Information given ->

#####

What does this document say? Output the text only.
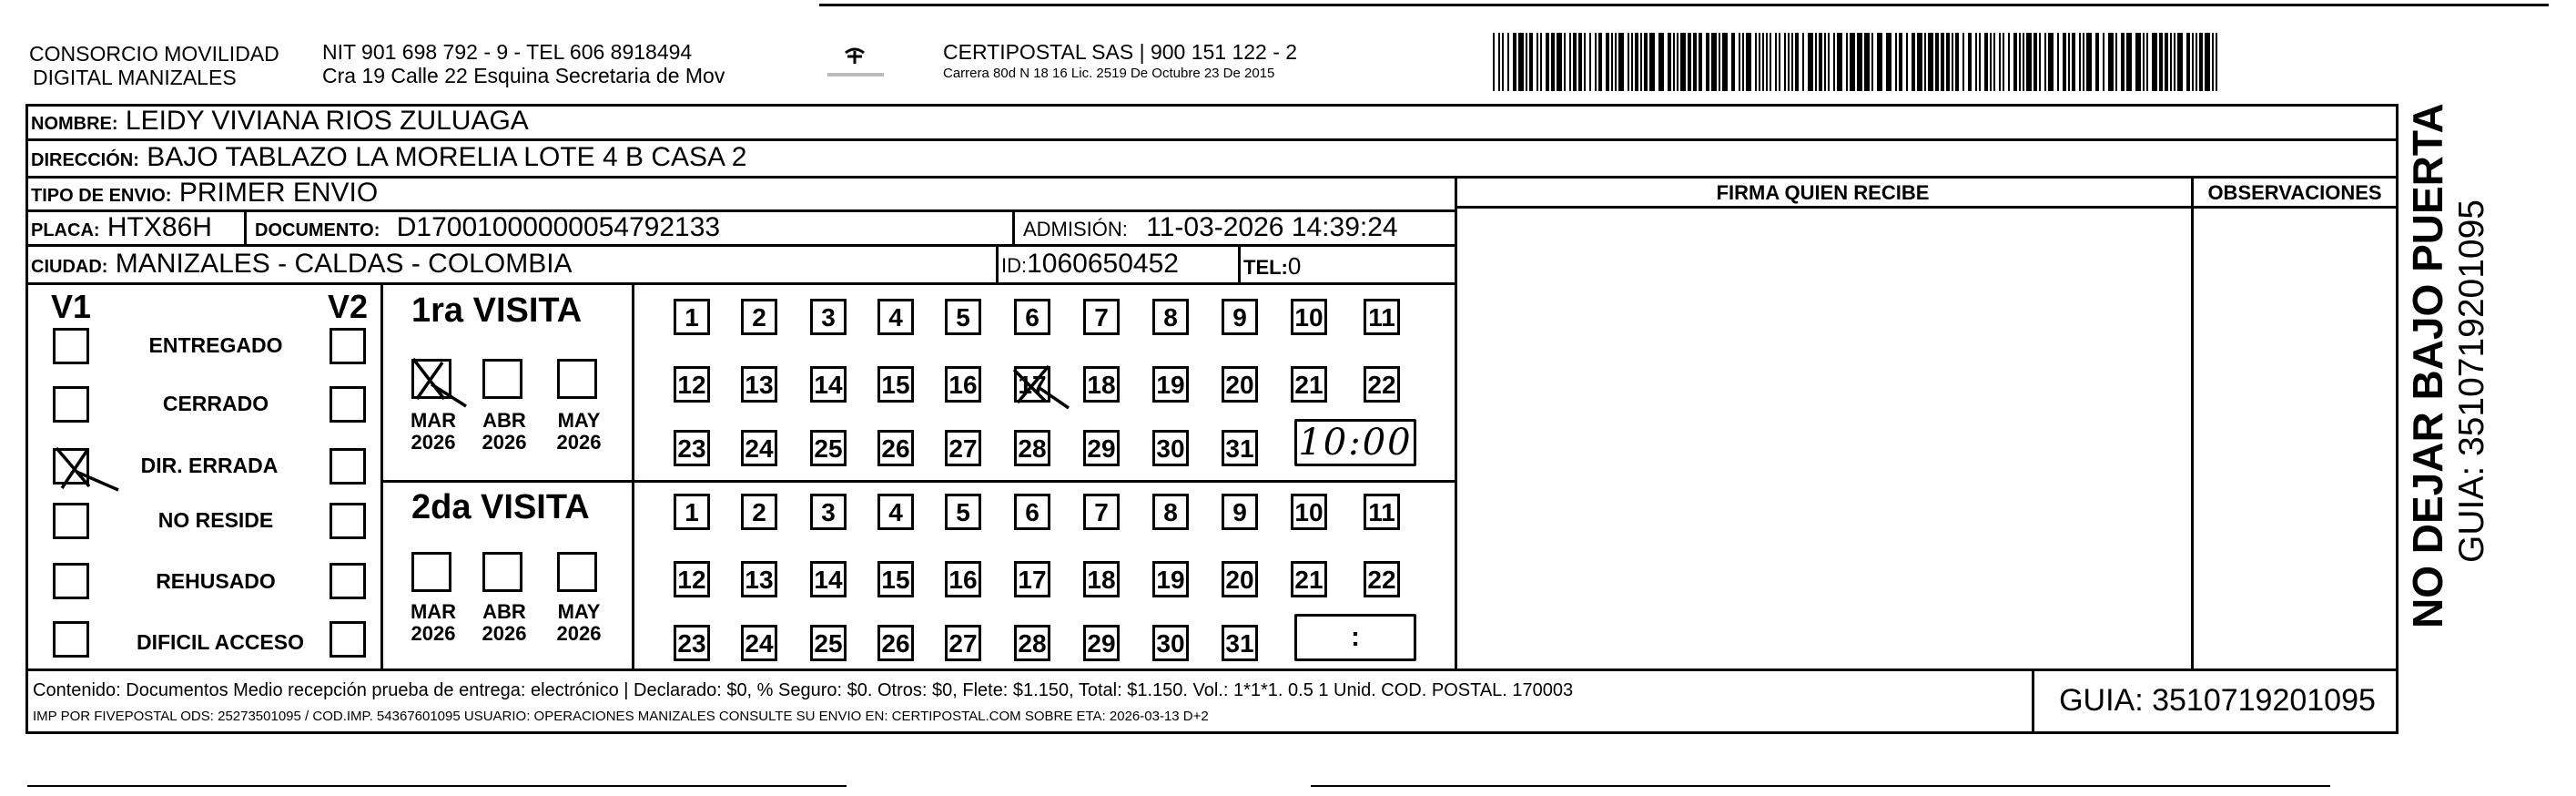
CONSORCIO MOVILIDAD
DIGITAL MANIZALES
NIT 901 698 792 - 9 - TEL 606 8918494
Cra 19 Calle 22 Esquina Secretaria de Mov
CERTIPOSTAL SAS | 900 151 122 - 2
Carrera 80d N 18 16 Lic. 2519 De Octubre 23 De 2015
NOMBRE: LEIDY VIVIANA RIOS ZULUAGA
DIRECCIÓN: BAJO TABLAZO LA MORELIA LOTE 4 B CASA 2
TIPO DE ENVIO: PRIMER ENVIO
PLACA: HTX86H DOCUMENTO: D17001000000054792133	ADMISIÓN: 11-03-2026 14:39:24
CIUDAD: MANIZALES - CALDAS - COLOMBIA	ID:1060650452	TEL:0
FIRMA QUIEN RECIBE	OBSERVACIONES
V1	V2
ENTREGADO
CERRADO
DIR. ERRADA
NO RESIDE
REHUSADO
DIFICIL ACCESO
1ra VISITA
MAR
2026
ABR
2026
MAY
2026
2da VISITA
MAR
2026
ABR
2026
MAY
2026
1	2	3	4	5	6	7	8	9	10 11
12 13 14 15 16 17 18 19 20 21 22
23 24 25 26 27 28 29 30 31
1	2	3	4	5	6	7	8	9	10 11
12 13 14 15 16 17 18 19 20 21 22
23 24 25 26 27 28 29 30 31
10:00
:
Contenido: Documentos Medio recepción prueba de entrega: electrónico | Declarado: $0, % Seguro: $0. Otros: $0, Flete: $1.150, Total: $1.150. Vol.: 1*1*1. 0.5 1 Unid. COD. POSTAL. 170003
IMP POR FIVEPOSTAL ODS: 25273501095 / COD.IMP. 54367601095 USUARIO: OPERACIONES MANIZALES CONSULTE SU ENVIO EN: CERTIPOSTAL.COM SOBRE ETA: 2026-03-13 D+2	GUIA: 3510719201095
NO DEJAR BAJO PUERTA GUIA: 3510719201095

#####

Brief -> Leave the images out, please, and restate each line word for word.

Exercise output ->
What does this document say? Output the text only.
CONSORCIO MOVILIDAD
DIGITAL MANIZALES
NIT 901 698 792 - 9 - TEL 606 8918494
Cra 19 Calle 22 Esquina Secretaria de Mov
CERTIPOSTAL SAS | 900 151 122 - 2
Carrera 80d N 18 16 Lic. 2519 De Octubre 23 De 2015
NOMBRE: LEIDY VIVIANA RIOS ZULUAGA
DIRECCIÓN: BAJO TABLAZO LA MORELIA LOTE 4 B CASA 2
TIPO DE ENVIO: PRIMER ENVIO
PLACA: HTX86H DOCUMENTO: D17001000000054792133	ADMISIÓN: 11-03-2026 14:39:24
CIUDAD: MANIZALES - CALDAS - COLOMBIA	ID:1060650452	TEL:0
FIRMA QUIEN RECIBE	OBSERVACIONES
V1	V2
ENTREGADO
CERRADO
DIR. ERRADA
NO RESIDE
REHUSADO
DIFICIL ACCESO
1ra VISITA
MAR
2026
ABR
2026
MAY
2026
2da VISITA
MAR
2026
ABR
2026
MAY
2026
1	2	3	4	5	6	7	8	9	10 11
12 13 14 15 16 17 18 19 20 21 22
23 24 25 26 27 28 29 30 31
1	2	3	4	5	6	7	8	9	10 11
12 13 14 15 16 17 18 19 20 21 22
23 24 25 26 27 28 29 30 31
10:00
:
Contenido: Documentos Medio recepción prueba de entrega: electrónico | Declarado: $0, % Seguro: $0. Otros: $0, Flete: $1.150, Total: $1.150. Vol.: 1*1*1. 0.5 1 Unid. COD. POSTAL. 170003
IMP POR FIVEPOSTAL ODS: 25273501095 / COD.IMP. 54367601095 USUARIO: OPERACIONES MANIZALES CONSULTE SU ENVIO EN: CERTIPOSTAL.COM SOBRE ETA: 2026-03-13 D+2	GUIA: 3510719201095
NO DEJAR BAJO PUERTA GUIA: 3510719201095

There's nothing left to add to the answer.